Your instructions: Copy all lines in which the word "name" can be found.

Data entries
++++++
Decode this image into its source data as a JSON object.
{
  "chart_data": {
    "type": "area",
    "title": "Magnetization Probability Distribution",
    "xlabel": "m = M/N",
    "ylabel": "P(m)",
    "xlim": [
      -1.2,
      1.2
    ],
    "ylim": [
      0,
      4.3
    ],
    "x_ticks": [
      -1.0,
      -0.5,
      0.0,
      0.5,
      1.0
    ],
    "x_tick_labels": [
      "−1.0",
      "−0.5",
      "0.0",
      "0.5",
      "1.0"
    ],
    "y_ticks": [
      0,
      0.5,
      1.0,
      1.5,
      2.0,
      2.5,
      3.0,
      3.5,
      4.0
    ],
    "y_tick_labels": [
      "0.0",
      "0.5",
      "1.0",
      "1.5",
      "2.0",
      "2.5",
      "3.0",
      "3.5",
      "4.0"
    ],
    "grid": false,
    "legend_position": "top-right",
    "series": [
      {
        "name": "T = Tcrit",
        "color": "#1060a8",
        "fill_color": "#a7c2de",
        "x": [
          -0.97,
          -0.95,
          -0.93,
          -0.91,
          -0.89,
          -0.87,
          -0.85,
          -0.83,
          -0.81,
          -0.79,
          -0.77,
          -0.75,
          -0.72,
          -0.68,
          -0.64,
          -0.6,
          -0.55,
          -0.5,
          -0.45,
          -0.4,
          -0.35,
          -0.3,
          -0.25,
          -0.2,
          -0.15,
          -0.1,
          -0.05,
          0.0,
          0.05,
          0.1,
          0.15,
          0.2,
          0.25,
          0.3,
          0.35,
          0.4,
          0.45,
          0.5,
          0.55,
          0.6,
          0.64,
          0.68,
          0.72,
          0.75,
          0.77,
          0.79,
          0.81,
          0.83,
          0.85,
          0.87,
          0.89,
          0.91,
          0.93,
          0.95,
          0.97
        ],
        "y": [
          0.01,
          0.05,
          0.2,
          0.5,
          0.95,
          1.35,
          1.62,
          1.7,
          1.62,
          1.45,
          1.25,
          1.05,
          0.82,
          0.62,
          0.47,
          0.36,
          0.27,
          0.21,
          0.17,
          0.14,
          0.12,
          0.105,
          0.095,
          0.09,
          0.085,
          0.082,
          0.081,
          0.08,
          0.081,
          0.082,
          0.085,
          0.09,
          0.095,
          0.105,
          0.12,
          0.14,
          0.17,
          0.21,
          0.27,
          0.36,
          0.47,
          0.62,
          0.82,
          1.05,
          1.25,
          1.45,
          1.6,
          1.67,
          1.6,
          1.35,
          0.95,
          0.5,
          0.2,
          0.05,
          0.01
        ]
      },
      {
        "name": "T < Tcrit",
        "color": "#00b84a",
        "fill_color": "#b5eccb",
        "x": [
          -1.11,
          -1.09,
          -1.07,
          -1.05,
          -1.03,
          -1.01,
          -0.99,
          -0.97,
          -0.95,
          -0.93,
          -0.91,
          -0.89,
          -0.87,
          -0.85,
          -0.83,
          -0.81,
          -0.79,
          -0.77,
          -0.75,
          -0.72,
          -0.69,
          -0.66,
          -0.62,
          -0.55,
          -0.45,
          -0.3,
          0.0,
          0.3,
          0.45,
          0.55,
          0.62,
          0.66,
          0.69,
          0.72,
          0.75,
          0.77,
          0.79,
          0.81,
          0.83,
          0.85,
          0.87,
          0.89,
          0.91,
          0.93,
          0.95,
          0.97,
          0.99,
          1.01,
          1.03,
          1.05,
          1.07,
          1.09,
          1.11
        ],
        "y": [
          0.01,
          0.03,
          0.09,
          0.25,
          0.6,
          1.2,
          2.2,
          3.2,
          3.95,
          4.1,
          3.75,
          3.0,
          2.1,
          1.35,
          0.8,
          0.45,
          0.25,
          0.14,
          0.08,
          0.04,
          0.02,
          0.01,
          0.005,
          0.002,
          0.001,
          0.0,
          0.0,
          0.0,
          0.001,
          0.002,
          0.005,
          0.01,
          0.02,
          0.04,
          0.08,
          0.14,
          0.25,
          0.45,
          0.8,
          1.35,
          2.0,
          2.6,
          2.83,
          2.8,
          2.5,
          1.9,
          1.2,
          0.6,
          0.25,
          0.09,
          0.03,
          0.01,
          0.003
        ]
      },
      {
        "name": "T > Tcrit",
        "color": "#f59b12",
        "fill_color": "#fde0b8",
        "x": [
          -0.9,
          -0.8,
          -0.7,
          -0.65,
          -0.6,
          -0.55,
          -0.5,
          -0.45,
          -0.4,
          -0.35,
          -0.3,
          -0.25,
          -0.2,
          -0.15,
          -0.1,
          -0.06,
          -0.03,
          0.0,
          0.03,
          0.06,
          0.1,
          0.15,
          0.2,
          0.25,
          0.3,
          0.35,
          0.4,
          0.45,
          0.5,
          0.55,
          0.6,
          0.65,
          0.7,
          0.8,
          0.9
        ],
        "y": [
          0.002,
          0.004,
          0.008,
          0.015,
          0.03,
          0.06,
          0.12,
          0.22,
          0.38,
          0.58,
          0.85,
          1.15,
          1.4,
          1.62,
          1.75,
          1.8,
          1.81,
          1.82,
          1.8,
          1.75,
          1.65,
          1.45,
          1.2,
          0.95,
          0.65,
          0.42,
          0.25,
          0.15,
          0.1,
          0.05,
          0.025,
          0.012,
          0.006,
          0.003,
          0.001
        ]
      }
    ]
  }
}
++++++
Complete response:
        "name": "T = Tcrit",
        "name": "T < Tcrit",
        "name": "T > Tcrit",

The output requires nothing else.